** start RECORDS **
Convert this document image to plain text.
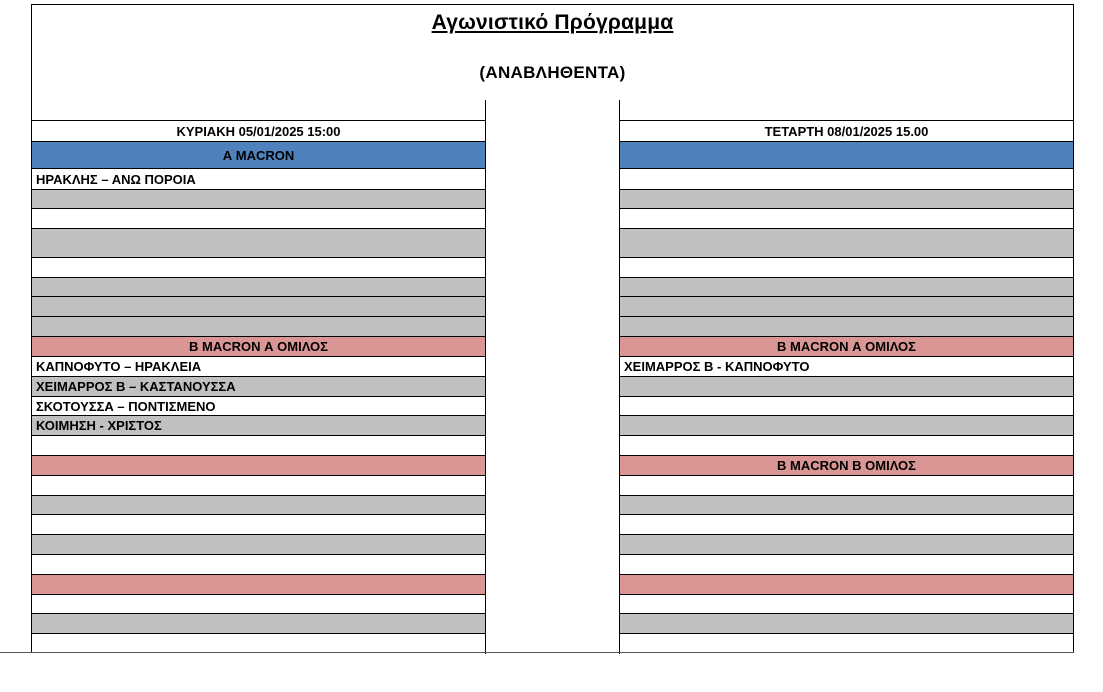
Αγωνιστικό Πρόγραμμα
(ΑΝΑΒΛΗΘΕΝΤΑ)
ΚΥΡΙΑΚΗ 05/01/2025 15:00
Α MACRON
ΗΡΑΚΛΗΣ – ΑΝΩ ΠΟΡΟΙΑ
Β MACRON Α ΟΜΙΛΟΣ
ΚΑΠΝΟΦΥΤΟ – ΗΡΑΚΛΕΙΑ
ΧΕΙΜΑΡΡΟΣ Β – ΚΑΣΤΑΝΟΥΣΣΑ
ΣΚΟΤΟΥΣΣΑ – ΠΟΝΤΙΣΜΕΝΟ
ΚΟΙΜΗΣΗ - ΧΡΙΣΤΟΣ
ΤΕΤΑΡΤΗ 08/01/2025 15.00
Β MACRON Α ΟΜΙΛΟΣ
ΧΕΙΜΑΡΡΟΣ Β - ΚΑΠΝΟΦΥΤΟ
Β MACRON Β ΟΜΙΛΟΣ
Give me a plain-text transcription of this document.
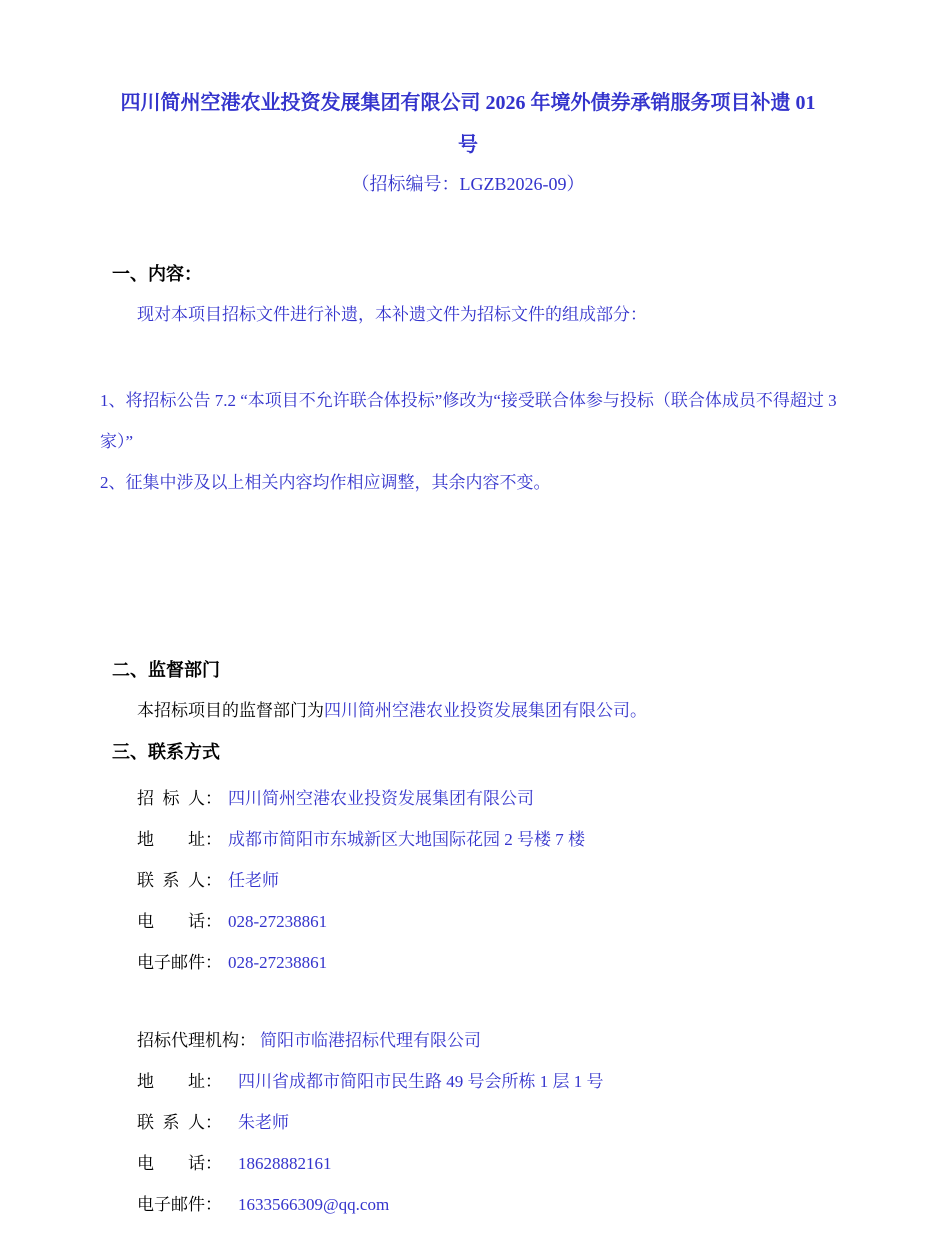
四川简州空港农业投资发展集团有限公司 2026 年境外债券承销服务项目补遗 01
号
（招标编号：LGZB2026-09）
一、内容：
现对本项目招标文件进行补遗，本补遗文件为招标文件的组成部分：

1、将招标公告 7.2 “本项目不允许联合体投标”修改为“接受联合体参与投标（联合体成员不得超过 3 家）”

2、征集中涉及以上相关内容均作相应调整，其余内容不变。

二、监督部门
本招标项目的监督部门为四川简州空港农业投资发展集团有限公司。
三、联系方式
招标人： 四川简州空港农业投资发展集团有限公司
地址： 成都市简阳市东城新区大地国际花园 2 号楼 7 楼
联系人： 任老师
电话： 028-27238861
电子邮件： 028-27238861
招标代理机构： 简阳市临港招标代理有限公司
地址： 四川省成都市简阳市民生路 49 号会所栋 1 层 1 号
联系人： 朱老师
电话： 18628882161
电子邮件： 1633566309@qq.com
** end RECORDS **
AIM ->
Repeat the listing in full and exactly. Leave any pictures out.

FULL SOLUTION ->
Convert this document image to plain text.
Αγωνιστικό Πρόγραμμα
(ΑΝΑΒΛΗΘΕΝΤΑ)
ΚΥΡΙΑΚΗ 05/01/2025 15:00
Α MACRON
ΗΡΑΚΛΗΣ – ΑΝΩ ΠΟΡΟΙΑ
Β MACRON Α ΟΜΙΛΟΣ
ΚΑΠΝΟΦΥΤΟ – ΗΡΑΚΛΕΙΑ
ΧΕΙΜΑΡΡΟΣ Β – ΚΑΣΤΑΝΟΥΣΣΑ
ΣΚΟΤΟΥΣΣΑ – ΠΟΝΤΙΣΜΕΝΟ
ΚΟΙΜΗΣΗ - ΧΡΙΣΤΟΣ
ΤΕΤΑΡΤΗ 08/01/2025 15.00
Β MACRON Α ΟΜΙΛΟΣ
ΧΕΙΜΑΡΡΟΣ Β - ΚΑΠΝΟΦΥΤΟ
Β MACRON Β ΟΜΙΛΟΣ
Give me a plain-text transcription of this document.
四川简州空港农业投资发展集团有限公司 2026 年境外债券承销服务项目补遗 01
号
（招标编号：LGZB2026-09）
一、内容：
现对本项目招标文件进行补遗，本补遗文件为招标文件的组成部分：

1、将招标公告 7.2 “本项目不允许联合体投标”修改为“接受联合体参与投标（联合体成员不得超过 3 家）”

2、征集中涉及以上相关内容均作相应调整，其余内容不变。

二、监督部门
本招标项目的监督部门为四川简州空港农业投资发展集团有限公司。
三、联系方式
招标人： 四川简州空港农业投资发展集团有限公司
地址： 成都市简阳市东城新区大地国际花园 2 号楼 7 楼
联系人： 任老师
电话： 028-27238861
电子邮件： 028-27238861
招标代理机构： 简阳市临港招标代理有限公司
地址： 四川省成都市简阳市民生路 49 号会所栋 1 层 1 号
联系人： 朱老师
电话： 18628882161
电子邮件： 1633566309@qq.com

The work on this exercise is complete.